Give the number of lines that hold the string "Building". Nothing else is needed.

Records excerpted from a collection:
━━━━━━━━━━━━━━━━
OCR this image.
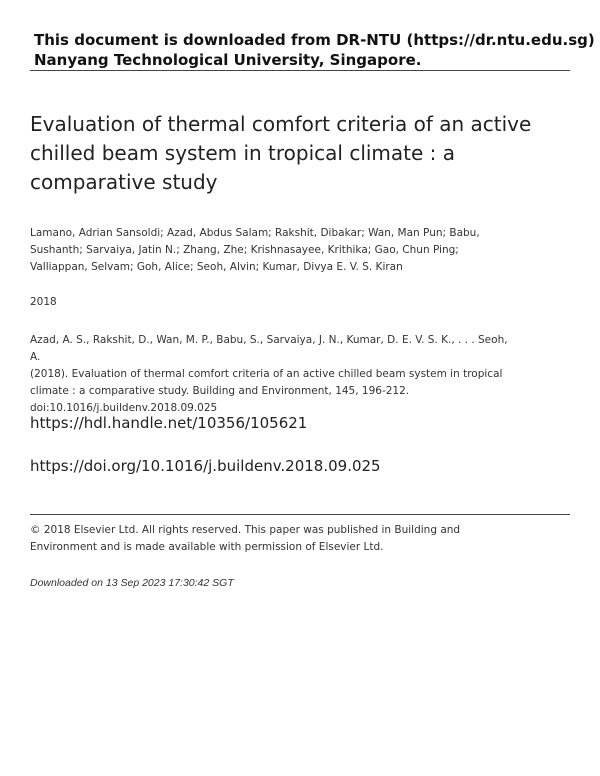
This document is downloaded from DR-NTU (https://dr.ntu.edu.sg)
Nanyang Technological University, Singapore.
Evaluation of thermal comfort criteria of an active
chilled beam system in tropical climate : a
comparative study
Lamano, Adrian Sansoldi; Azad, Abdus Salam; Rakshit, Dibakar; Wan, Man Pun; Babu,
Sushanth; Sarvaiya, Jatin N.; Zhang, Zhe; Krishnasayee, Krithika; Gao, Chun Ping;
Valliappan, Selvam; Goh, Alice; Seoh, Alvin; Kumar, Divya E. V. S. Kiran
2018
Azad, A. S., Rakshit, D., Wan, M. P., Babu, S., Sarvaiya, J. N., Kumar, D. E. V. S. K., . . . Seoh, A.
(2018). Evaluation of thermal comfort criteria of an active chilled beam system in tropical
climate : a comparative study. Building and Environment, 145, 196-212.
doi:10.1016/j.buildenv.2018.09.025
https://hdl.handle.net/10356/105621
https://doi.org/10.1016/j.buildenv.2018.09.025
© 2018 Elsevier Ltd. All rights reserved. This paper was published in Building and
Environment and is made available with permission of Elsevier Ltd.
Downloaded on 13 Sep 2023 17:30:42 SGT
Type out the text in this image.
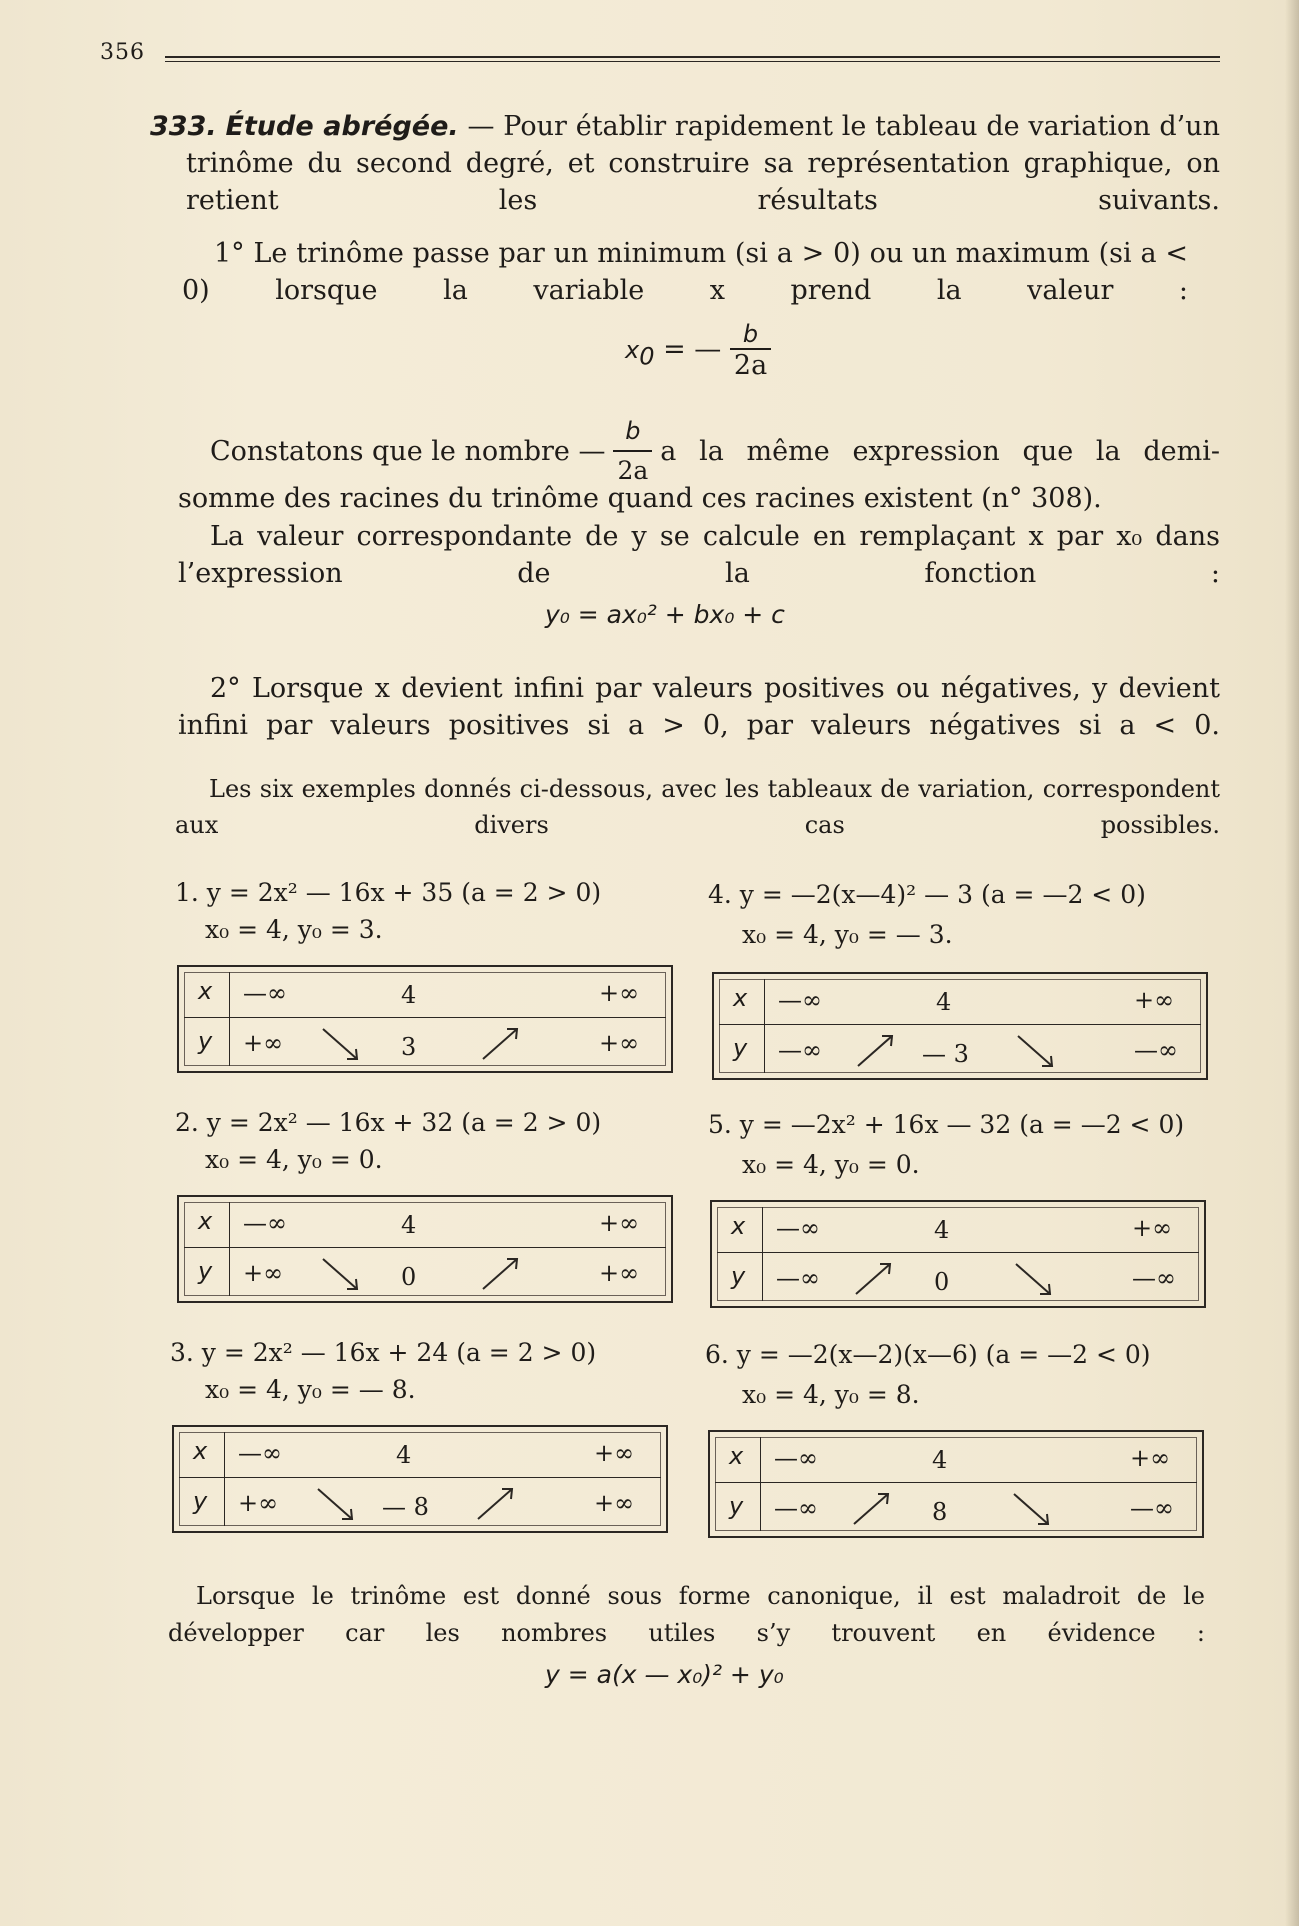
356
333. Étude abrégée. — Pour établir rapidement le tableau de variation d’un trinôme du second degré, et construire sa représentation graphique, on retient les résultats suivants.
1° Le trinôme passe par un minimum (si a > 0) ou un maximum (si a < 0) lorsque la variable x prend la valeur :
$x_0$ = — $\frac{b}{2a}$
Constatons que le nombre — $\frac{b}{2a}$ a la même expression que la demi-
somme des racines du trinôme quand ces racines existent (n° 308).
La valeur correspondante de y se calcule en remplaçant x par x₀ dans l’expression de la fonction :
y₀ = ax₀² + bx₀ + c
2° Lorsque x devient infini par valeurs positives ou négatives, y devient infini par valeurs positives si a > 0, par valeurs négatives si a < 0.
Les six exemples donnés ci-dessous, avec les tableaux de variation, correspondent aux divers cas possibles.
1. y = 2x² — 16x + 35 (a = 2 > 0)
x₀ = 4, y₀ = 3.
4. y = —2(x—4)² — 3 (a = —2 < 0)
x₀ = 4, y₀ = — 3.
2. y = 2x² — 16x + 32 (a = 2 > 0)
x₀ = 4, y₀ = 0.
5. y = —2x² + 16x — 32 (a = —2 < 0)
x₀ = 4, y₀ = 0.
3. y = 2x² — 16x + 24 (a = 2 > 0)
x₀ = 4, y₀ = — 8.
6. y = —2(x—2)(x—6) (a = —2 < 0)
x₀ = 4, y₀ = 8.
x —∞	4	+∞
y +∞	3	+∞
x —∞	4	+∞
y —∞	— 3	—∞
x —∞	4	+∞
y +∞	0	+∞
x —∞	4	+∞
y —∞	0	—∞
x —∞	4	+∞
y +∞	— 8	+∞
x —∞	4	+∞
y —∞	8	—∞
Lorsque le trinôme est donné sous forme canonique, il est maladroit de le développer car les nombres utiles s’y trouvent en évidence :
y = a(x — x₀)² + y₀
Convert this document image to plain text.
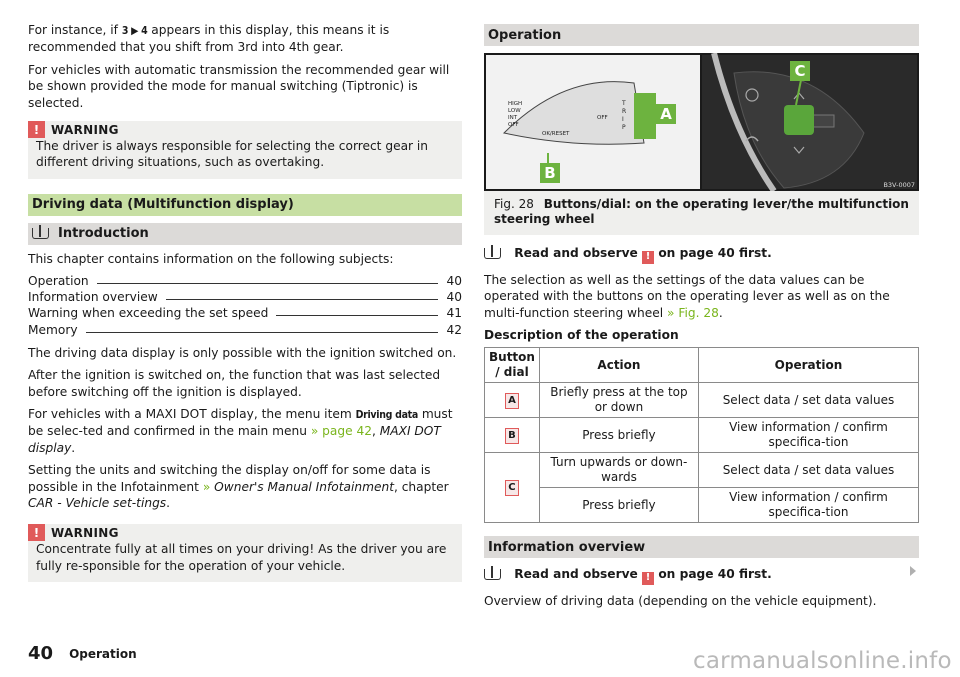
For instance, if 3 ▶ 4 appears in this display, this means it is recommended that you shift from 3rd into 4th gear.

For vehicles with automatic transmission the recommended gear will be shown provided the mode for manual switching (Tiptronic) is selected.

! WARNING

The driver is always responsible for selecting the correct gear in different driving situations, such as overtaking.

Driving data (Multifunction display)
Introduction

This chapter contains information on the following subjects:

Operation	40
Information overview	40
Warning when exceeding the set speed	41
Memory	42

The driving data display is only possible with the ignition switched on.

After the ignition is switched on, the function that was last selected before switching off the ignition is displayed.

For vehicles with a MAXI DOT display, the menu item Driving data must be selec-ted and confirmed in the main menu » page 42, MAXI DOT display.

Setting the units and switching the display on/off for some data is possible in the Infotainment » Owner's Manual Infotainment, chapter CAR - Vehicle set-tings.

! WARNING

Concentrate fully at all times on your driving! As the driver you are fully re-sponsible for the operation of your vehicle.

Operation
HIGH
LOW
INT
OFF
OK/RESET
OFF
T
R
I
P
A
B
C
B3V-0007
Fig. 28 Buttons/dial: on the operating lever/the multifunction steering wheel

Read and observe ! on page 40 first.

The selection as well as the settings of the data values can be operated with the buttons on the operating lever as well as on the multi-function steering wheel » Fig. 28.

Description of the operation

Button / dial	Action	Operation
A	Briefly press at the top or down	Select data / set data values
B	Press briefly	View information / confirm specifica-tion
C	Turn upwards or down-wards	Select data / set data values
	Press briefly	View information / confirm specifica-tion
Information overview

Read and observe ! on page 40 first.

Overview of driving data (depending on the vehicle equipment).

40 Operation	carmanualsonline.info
━━━━━━━━━━━━━━━━
● Task response
2